**Kutipan untuk Dibaca**:

▬▬▬

Dan dia lihat bahwa RRT masih ketinggalan 20 tahun di bidang teknologi militer. Maka itu dia
kerjasama dengan Israel. Dua-duanya punya kepentingan karena Israel juga masuk ke pasar Cina.

Taufik Abdul Majid, [22.02.21 21:01]


Saya melihat ke depan itu, Asia Pasifik menjadi lahan/teritori yang memberikan harapan
kemakmuran, maka semua akan masuk di sini. Indonesia ini penting posisinya. Faktor yang membuat
Indonesia ini menjadi rawan adalah faktor disintegasi karena ditarik dua kepentingan supaya masuk
dalam orbit pengaruh mereka. Inilah yang sekarang sedang terjadi.

Fenomena ini membacanya harus dengan kacamata intelijen tidak cukup dari sumber-sumber
terbuka.

Berarti gerakan dakwah juga terkait erat dengan geopolitik dan konstelasi global?

Intelijen itu mesti membuka pintu buat perkembangan dakwah dan melihat apa saja tantangan-
tantangan yang akan dihadapi di dunia sekarang. Itu mesti diidentifikasi. Oleh karena itu, coba kita
dalami apa saja tantangan-tantangan dakwah ke depan. Pertemuan ini tidak cukup hanya sekali. Coba
kita elaborasi. Kalau secara umum kita bisa bilang Yahudi-Israel, tapi kalau bicara realita nanti kita
bahas satu-satu.

Dari perspektif intelijen apa yang bisa umat Islam lakukan di tengah dua kutub tadi?

Kalau kita bicara sejarah kebangkitan umat Islam di masa Rasulullah SAW, pada saat itu juga posisi
umat Islam berada di tengah hegemoni dua imperium yang adidaya, yakni Romawi dan Persia. Apa
yang Rasul SAW lakukan?

Menurut saya pertama, konsolidasi ke dalam. Memperbaiki kualitas umat sehingga mempunyai
ketahanan, endurance yang kuat dalam mengatasi dua raksasa ini. Dan coba pelajari sejarah, kan
tidak dua-duanya dihadapi sekaligus. Kalau tidak salah Romawi (636 H) dulu dihadapi, baru Persia
(644 H).

Dua raksasa ini baru ditaklukkan setelah konsolidasi ke dalam dilakukan. Ini tidak gampang. Bisa jadi
malah pekerjaan paling berat sepeninggal Nabi SAW.

Kemudian pasca Rasul SAW wafat itu juga tidak gampang menghadapi hilangnya kepemimpinan kalau
tidak memiliki umat yang berkualitas. Karena pada saat kekosongan kepemimpinan itu banyak yang
kembali murtad dan mengaku-ngaku sebagai Nabi.

Kedua, berani melakukan ekspansi dakwah. Ini merupakan kelebihan yang dimiliki pengganti Rasul
SAW, yakni Abu Bakar ra. yang tetap melakukan ekspansi dakwah setelah mengkonsolidasi umat di
dalam pasca wafatnya Nabi SAW. Saat itu Abu Bakar mulai melakukan ekspansi menghadapi Romawi
Timur. Mari kita belajar dari sejarah.

Kalau sekarang dalam konteks keindonesiaan?

▬▬▬

**Cuplikan Data**:
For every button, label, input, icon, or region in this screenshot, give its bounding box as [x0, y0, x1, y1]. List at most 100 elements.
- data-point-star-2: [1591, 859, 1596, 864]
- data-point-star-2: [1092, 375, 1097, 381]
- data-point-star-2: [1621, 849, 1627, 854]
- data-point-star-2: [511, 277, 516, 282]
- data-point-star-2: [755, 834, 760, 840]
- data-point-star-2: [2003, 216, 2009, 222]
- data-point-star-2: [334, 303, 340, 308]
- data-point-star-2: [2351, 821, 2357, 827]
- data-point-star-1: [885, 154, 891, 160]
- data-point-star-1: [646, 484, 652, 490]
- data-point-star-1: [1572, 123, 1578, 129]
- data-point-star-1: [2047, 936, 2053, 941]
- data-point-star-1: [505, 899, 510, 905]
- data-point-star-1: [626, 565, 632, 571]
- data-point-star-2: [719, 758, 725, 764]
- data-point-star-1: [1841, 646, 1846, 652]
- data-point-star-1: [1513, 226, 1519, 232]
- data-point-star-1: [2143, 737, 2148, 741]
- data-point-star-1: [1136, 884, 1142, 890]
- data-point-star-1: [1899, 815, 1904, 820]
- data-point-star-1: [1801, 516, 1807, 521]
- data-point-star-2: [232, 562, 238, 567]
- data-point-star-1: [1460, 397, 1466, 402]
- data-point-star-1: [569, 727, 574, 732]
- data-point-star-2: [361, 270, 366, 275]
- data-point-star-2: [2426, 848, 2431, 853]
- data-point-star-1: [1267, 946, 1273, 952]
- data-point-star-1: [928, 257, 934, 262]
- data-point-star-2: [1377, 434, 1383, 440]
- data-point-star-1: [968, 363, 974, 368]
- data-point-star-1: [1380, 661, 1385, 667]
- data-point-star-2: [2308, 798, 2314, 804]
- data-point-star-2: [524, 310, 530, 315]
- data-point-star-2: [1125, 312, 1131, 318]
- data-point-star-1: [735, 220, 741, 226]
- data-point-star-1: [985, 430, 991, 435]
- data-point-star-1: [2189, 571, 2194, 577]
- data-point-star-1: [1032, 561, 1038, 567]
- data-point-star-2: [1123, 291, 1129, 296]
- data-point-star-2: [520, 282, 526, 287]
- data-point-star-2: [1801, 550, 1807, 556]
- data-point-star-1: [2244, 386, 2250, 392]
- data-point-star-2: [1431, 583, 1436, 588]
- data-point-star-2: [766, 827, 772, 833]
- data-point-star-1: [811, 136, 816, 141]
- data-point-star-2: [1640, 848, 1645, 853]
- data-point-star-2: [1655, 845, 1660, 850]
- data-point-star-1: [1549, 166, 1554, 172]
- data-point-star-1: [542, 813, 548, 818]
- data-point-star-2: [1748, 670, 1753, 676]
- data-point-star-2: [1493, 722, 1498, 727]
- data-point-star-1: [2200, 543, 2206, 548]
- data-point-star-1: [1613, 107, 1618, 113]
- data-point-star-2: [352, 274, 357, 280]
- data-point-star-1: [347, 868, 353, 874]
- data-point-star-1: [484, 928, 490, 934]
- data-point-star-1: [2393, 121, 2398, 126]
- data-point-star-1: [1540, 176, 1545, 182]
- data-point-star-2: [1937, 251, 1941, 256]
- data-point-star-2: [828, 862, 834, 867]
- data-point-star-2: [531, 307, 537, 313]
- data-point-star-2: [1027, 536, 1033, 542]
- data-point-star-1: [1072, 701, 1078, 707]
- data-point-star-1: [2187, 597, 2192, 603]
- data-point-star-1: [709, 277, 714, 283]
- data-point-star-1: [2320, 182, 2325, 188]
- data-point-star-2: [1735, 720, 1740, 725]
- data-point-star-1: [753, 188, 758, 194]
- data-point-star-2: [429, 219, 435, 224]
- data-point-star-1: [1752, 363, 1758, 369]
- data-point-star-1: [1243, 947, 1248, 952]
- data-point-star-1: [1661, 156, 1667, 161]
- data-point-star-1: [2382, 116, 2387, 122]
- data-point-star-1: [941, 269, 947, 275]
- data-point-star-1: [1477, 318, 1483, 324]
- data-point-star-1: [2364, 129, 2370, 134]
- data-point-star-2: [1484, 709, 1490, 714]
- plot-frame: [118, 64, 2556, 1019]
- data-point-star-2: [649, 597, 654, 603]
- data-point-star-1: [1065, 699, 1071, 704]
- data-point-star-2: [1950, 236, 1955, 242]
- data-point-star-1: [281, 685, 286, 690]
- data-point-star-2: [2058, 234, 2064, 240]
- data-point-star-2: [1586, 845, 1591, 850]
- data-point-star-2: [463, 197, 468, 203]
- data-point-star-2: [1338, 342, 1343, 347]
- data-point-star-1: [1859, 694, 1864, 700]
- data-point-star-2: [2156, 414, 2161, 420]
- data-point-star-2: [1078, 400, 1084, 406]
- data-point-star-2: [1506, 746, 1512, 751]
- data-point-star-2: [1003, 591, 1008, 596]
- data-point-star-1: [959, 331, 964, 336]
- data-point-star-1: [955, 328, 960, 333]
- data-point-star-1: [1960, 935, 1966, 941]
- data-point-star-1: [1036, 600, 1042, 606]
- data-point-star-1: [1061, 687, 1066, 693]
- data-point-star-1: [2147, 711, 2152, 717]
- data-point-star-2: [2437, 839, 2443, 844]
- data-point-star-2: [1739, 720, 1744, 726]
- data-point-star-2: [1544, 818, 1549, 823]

▬▬▬

**Butir Tindakan**:
Tampilkan ulang tanpa perubahan satu bagian dari kutipan tentang geopolitik dan dakwah di atas. Mulailah pada kata-kata yang memuat "Dari perspektif intelijen" dan berhentilah setelah "Rasul SAW lakukan?".

**Uraian Penyelesaian**:
Dari perspektif intelijen apa yang bisa umat Islam lakukan di tengah dua kutub tadi?

Kalau kita bicara sejarah kebangkitan umat Islam di masa Rasulullah SAW, pada saat itu juga posisi
umat Islam berada di tengah hegemoni dua imperium yang adidaya, yakni Romawi dan Persia. Apa
yang Rasul SAW lakukan?